---------- Information supplied
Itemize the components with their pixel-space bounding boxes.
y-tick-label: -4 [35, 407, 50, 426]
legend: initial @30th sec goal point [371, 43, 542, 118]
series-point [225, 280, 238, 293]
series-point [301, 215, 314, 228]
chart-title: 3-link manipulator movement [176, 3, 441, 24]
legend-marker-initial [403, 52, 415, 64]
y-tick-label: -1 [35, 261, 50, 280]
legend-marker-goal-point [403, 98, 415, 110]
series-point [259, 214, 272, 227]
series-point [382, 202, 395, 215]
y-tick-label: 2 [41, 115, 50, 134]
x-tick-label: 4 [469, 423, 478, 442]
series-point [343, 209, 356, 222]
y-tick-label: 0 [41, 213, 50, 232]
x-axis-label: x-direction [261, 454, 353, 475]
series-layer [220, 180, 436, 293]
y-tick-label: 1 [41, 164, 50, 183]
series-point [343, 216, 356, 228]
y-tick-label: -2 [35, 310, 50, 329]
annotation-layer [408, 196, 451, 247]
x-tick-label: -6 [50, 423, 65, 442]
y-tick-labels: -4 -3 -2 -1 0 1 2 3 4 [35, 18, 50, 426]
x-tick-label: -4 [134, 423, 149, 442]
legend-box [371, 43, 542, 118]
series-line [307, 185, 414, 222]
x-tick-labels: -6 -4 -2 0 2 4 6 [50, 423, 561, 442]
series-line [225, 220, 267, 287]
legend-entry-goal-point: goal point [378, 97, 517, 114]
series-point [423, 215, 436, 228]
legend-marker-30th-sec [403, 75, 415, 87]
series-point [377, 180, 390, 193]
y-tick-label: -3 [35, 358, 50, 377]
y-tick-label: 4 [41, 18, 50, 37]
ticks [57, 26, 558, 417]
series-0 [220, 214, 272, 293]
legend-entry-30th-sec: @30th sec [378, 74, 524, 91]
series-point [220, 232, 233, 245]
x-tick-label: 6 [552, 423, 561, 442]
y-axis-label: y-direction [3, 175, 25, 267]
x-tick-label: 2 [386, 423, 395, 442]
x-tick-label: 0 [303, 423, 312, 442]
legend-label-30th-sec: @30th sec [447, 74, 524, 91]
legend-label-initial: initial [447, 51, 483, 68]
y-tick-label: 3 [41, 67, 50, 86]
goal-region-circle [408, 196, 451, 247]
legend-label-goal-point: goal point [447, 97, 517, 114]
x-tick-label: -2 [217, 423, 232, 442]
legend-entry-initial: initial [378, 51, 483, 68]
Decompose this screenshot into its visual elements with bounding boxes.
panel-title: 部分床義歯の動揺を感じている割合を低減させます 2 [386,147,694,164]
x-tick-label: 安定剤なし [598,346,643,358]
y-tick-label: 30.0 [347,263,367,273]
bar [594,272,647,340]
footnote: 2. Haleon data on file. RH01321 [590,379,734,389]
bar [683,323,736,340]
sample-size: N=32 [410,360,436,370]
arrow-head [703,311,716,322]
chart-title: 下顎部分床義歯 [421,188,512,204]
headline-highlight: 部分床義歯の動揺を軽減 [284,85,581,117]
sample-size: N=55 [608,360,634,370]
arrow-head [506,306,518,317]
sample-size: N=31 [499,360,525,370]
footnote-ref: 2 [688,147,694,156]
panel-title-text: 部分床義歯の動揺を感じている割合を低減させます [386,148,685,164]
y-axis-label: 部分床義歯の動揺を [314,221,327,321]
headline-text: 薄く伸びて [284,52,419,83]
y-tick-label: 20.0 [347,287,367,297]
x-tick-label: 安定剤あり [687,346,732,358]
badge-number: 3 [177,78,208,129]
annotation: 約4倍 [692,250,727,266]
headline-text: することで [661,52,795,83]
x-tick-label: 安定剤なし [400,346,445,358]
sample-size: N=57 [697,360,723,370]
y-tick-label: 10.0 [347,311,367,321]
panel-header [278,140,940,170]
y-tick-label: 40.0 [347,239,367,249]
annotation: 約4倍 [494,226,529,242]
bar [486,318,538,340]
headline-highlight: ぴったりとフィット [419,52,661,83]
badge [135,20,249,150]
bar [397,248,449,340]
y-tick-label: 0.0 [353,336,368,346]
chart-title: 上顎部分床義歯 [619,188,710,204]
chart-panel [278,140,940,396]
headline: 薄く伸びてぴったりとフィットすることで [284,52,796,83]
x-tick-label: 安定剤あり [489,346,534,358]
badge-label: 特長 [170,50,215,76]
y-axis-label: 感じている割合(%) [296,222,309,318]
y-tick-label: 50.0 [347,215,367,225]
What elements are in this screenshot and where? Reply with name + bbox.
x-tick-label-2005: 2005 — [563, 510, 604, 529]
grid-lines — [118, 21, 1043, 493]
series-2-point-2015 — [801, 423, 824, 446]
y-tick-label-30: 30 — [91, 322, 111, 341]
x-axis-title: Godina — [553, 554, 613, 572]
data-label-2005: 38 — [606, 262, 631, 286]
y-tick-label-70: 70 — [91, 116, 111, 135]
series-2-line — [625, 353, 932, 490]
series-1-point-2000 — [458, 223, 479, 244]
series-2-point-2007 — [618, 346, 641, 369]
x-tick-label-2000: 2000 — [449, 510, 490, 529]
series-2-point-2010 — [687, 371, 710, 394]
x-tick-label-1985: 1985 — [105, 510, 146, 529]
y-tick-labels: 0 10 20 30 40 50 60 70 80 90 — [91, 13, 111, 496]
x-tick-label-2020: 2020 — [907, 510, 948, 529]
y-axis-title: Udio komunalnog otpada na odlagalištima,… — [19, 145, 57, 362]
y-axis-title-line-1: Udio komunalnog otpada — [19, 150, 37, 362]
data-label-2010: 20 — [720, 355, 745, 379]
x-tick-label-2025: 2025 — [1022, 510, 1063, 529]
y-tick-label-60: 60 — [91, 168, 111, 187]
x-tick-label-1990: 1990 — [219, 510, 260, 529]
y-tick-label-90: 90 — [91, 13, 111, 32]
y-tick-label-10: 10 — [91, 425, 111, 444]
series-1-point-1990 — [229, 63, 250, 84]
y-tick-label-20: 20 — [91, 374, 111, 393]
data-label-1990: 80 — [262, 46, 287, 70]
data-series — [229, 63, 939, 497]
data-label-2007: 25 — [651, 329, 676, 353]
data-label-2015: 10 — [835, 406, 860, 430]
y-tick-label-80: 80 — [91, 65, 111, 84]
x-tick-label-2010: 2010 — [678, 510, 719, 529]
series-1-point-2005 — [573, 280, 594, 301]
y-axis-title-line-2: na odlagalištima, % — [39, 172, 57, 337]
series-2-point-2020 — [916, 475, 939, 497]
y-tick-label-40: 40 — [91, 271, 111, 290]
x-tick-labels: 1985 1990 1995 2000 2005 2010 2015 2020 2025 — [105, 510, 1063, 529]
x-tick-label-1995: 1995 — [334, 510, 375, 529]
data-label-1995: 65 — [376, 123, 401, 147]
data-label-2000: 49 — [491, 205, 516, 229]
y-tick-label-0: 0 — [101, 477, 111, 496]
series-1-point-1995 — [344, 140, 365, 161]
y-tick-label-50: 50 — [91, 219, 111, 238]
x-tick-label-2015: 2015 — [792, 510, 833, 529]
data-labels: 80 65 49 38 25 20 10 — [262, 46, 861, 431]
--------------------
Given request: Reproduce the whole listing above line for line, changing nothing.

Response to the exercise:
Itemize the components with their pixel-space bounding boxes.
y-tick-label: -4 [35, 407, 50, 426]
legend: initial @30th sec goal point [371, 43, 542, 118]
series-point [225, 280, 238, 293]
series-point [301, 215, 314, 228]
chart-title: 3-link manipulator movement [176, 3, 441, 24]
legend-marker-initial [403, 52, 415, 64]
y-tick-label: -1 [35, 261, 50, 280]
legend-marker-goal-point [403, 98, 415, 110]
series-point [259, 214, 272, 227]
series-point [382, 202, 395, 215]
y-tick-label: 2 [41, 115, 50, 134]
x-tick-label: 4 [469, 423, 478, 442]
series-point [343, 209, 356, 222]
y-tick-label: 0 [41, 213, 50, 232]
x-axis-label: x-direction [261, 454, 353, 475]
series-layer [220, 180, 436, 293]
y-tick-label: 1 [41, 164, 50, 183]
series-point [343, 216, 356, 228]
y-tick-label: -2 [35, 310, 50, 329]
annotation-layer [408, 196, 451, 247]
x-tick-label: -6 [50, 423, 65, 442]
y-tick-labels: -4 -3 -2 -1 0 1 2 3 4 [35, 18, 50, 426]
x-tick-label: -4 [134, 423, 149, 442]
legend-box [371, 43, 542, 118]
series-line [307, 185, 414, 222]
x-tick-labels: -6 -4 -2 0 2 4 6 [50, 423, 561, 442]
series-line [225, 220, 267, 287]
legend-entry-goal-point: goal point [378, 97, 517, 114]
series-point [423, 215, 436, 228]
legend-marker-30th-sec [403, 75, 415, 87]
series-point [377, 180, 390, 193]
y-tick-label: -3 [35, 358, 50, 377]
y-tick-label: 4 [41, 18, 50, 37]
ticks [57, 26, 558, 417]
series-0 [220, 214, 272, 293]
legend-entry-30th-sec: @30th sec [378, 74, 524, 91]
series-point [220, 232, 233, 245]
x-tick-label: 6 [552, 423, 561, 442]
y-axis-label: y-direction [3, 175, 25, 267]
x-tick-label: 2 [386, 423, 395, 442]
x-tick-label: 0 [303, 423, 312, 442]
legend-label-30th-sec: @30th sec [447, 74, 524, 91]
legend-label-initial: initial [447, 51, 483, 68]
y-tick-label: 3 [41, 67, 50, 86]
goal-region-circle [408, 196, 451, 247]
legend-label-goal-point: goal point [447, 97, 517, 114]
x-tick-label: -2 [217, 423, 232, 442]
legend-entry-initial: initial [378, 51, 483, 68]
Decompose this screenshot into its visual elements with bounding boxes.
panel-title: 部分床義歯の動揺を感じている割合を低減させます 2 [386,147,694,164]
x-tick-label: 安定剤なし [598,346,643,358]
y-tick-label: 30.0 [347,263,367,273]
bar [594,272,647,340]
footnote: 2. Haleon data on file. RH01321 [590,379,734,389]
bar [683,323,736,340]
sample-size: N=32 [410,360,436,370]
arrow-head [703,311,716,322]
chart-title: 下顎部分床義歯 [421,188,512,204]
headline-highlight: 部分床義歯の動揺を軽減 [284,85,581,117]
sample-size: N=55 [608,360,634,370]
arrow-head [506,306,518,317]
sample-size: N=31 [499,360,525,370]
footnote-ref: 2 [688,147,694,156]
panel-title-text: 部分床義歯の動揺を感じている割合を低減させます [386,148,685,164]
y-axis-label: 部分床義歯の動揺を [314,221,327,321]
headline-text: 薄く伸びて [284,52,419,83]
y-tick-label: 20.0 [347,287,367,297]
x-tick-label: 安定剤あり [687,346,732,358]
badge-number: 3 [177,78,208,129]
annotation: 約4倍 [692,250,727,266]
headline-text: することで [661,52,795,83]
x-tick-label: 安定剤なし [400,346,445,358]
sample-size: N=57 [697,360,723,370]
y-tick-label: 10.0 [347,311,367,321]
panel-header [278,140,940,170]
y-tick-label: 40.0 [347,239,367,249]
annotation: 約4倍 [494,226,529,242]
bar [486,318,538,340]
headline-highlight: ぴったりとフィット [419,52,661,83]
badge [135,20,249,150]
bar [397,248,449,340]
y-tick-label: 0.0 [353,336,368,346]
chart-title: 上顎部分床義歯 [619,188,710,204]
chart-panel [278,140,940,396]
headline: 薄く伸びてぴったりとフィットすることで [284,52,796,83]
x-tick-label: 安定剤あり [489,346,534,358]
badge-label: 特長 [170,50,215,76]
y-axis-label: 感じている割合(%) [296,222,309,318]
y-tick-label: 50.0 [347,215,367,225]
What elements are in this screenshot and where? Reply with name + bbox.
x-tick-label-2005: 2005 — [563, 510, 604, 529]
grid-lines — [118, 21, 1043, 493]
series-2-point-2015 — [801, 423, 824, 446]
y-tick-label-30: 30 — [91, 322, 111, 341]
x-axis-title: Godina — [553, 554, 613, 572]
data-label-2005: 38 — [606, 262, 631, 286]
y-tick-label-70: 70 — [91, 116, 111, 135]
series-2-line — [625, 353, 932, 490]
series-1-point-2000 — [458, 223, 479, 244]
series-2-point-2007 — [618, 346, 641, 369]
x-tick-label-2000: 2000 — [449, 510, 490, 529]
series-2-point-2010 — [687, 371, 710, 394]
x-tick-label-1985: 1985 — [105, 510, 146, 529]
y-tick-labels: 0 10 20 30 40 50 60 70 80 90 — [91, 13, 111, 496]
x-tick-label-2020: 2020 — [907, 510, 948, 529]
y-axis-title: Udio komunalnog otpada na odlagalištima,… — [19, 145, 57, 362]
y-axis-title-line-1: Udio komunalnog otpada — [19, 150, 37, 362]
data-label-2010: 20 — [720, 355, 745, 379]
x-tick-label-2025: 2025 — [1022, 510, 1063, 529]
y-tick-label-60: 60 — [91, 168, 111, 187]
x-tick-label-1990: 1990 — [219, 510, 260, 529]
y-tick-label-90: 90 — [91, 13, 111, 32]
y-tick-label-10: 10 — [91, 425, 111, 444]
series-1-point-1990 — [229, 63, 250, 84]
y-tick-label-20: 20 — [91, 374, 111, 393]
data-label-1990: 80 — [262, 46, 287, 70]
data-series — [229, 63, 939, 497]
data-label-2007: 25 — [651, 329, 676, 353]
data-label-2015: 10 — [835, 406, 860, 430]
y-tick-label-80: 80 — [91, 65, 111, 84]
x-tick-label-2010: 2010 — [678, 510, 719, 529]
series-1-point-2005 — [573, 280, 594, 301]
y-axis-title-line-2: na odlagalištima, % — [39, 172, 57, 337]
series-2-point-2020 — [916, 475, 939, 497]
y-tick-label-40: 40 — [91, 271, 111, 290]
x-tick-labels: 1985 1990 1995 2000 2005 2010 2015 2020 2025 — [105, 510, 1063, 529]
x-tick-label-1995: 1995 — [334, 510, 375, 529]
data-label-1995: 65 — [376, 123, 401, 147]
data-label-2000: 49 — [491, 205, 516, 229]
y-tick-label-0: 0 — [101, 477, 111, 496]
series-1-point-1995 — [344, 140, 365, 161]
y-tick-label-50: 50 — [91, 219, 111, 238]
x-tick-label-2015: 2015 — [792, 510, 833, 529]
data-labels: 80 65 49 38 25 20 10 — [262, 46, 861, 431]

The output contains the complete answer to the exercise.